▶ DATASET EXCERPTS:
================
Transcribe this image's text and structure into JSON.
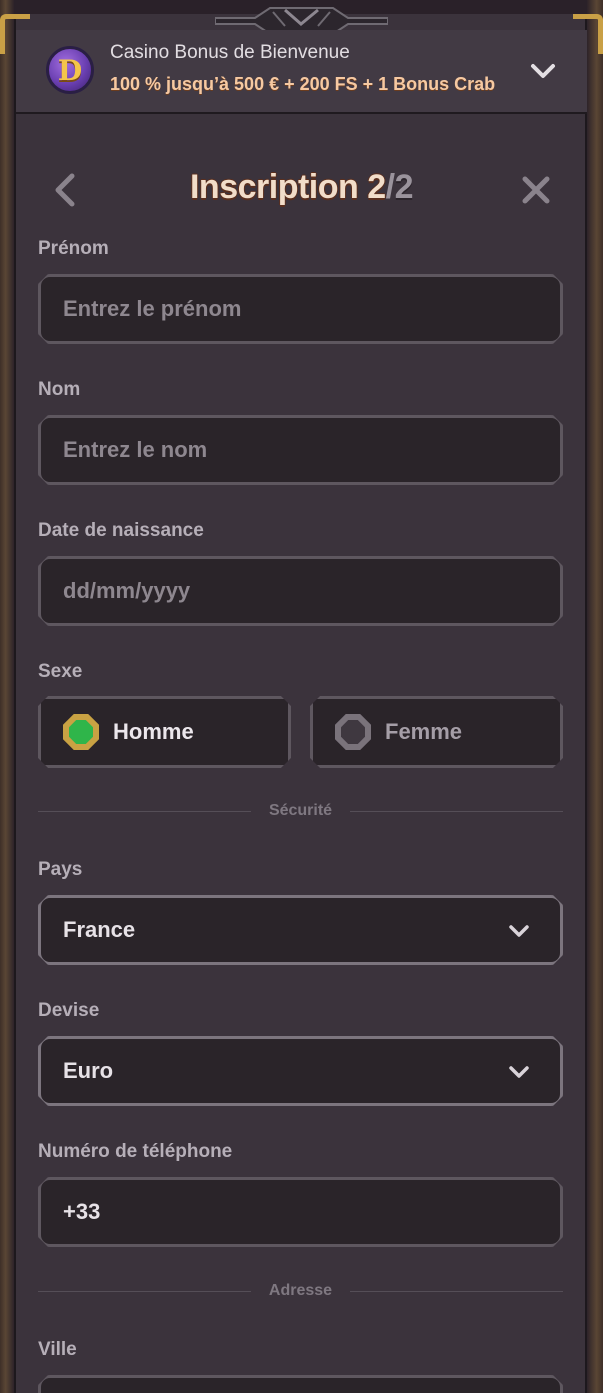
{
  "bonus": {
    "title": "Casino Bonus de Bienvenue",
    "subtitle": "100 % jusqu’à 500 € + 200 FS + 1 Bonus Crab",
    "logo_letter": "D"
  },
  "header": {
    "title_main": "Inscription 2",
    "title_slash": "/",
    "title_total": "2"
  },
  "form": {
    "first_name": {
      "label": "Prénom",
      "placeholder": "Entrez le prénom"
    },
    "last_name": {
      "label": "Nom",
      "placeholder": "Entrez le nom"
    },
    "birth_date": {
      "label": "Date de naissance",
      "placeholder": "dd/mm/yyyy"
    },
    "gender": {
      "label": "Sexe",
      "options": [
        "Homme",
        "Femme"
      ],
      "selected": "Homme"
    },
    "security_divider": "Sécurité",
    "country": {
      "label": "Pays",
      "value": "France"
    },
    "currency": {
      "label": "Devise",
      "value": "Euro"
    },
    "phone": {
      "label": "Numéro de téléphone",
      "value": "+33"
    },
    "address_divider": "Adresse",
    "city": {
      "label": "Ville"
    }
  },
  "colors": {
    "accent_gold": "#c9a046",
    "selected_green": "#2fb54a",
    "panel_bg": "#3b333c",
    "field_bg": "#2a2429"
  },
  "icons": {
    "bonus_logo": "casino-chip-icon",
    "bonus_toggle": "chevron-down-icon",
    "back": "chevron-left-icon",
    "close": "close-icon",
    "select_arrow": "chevron-down-icon"
  }
}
================
▶ WHAT IS ASKED: Print out the lines exactly, skipping any picture.

▶ WRITTEN RESPONSE:
Transcribe this image's text and structure into JSON.
{
  "bonus": {
    "title": "Casino Bonus de Bienvenue",
    "subtitle": "100 % jusqu’à 500 € + 200 FS + 1 Bonus Crab",
    "logo_letter": "D"
  },
  "header": {
    "title_main": "Inscription 2",
    "title_slash": "/",
    "title_total": "2"
  },
  "form": {
    "first_name": {
      "label": "Prénom",
      "placeholder": "Entrez le prénom"
    },
    "last_name": {
      "label": "Nom",
      "placeholder": "Entrez le nom"
    },
    "birth_date": {
      "label": "Date de naissance",
      "placeholder": "dd/mm/yyyy"
    },
    "gender": {
      "label": "Sexe",
      "options": [
        "Homme",
        "Femme"
      ],
      "selected": "Homme"
    },
    "security_divider": "Sécurité",
    "country": {
      "label": "Pays",
      "value": "France"
    },
    "currency": {
      "label": "Devise",
      "value": "Euro"
    },
    "phone": {
      "label": "Numéro de téléphone",
      "value": "+33"
    },
    "address_divider": "Adresse",
    "city": {
      "label": "Ville"
    }
  },
  "colors": {
    "accent_gold": "#c9a046",
    "selected_green": "#2fb54a",
    "panel_bg": "#3b333c",
    "field_bg": "#2a2429"
  },
  "icons": {
    "bonus_logo": "casino-chip-icon",
    "bonus_toggle": "chevron-down-icon",
    "back": "chevron-left-icon",
    "close": "close-icon",
    "select_arrow": "chevron-down-icon"
  }
}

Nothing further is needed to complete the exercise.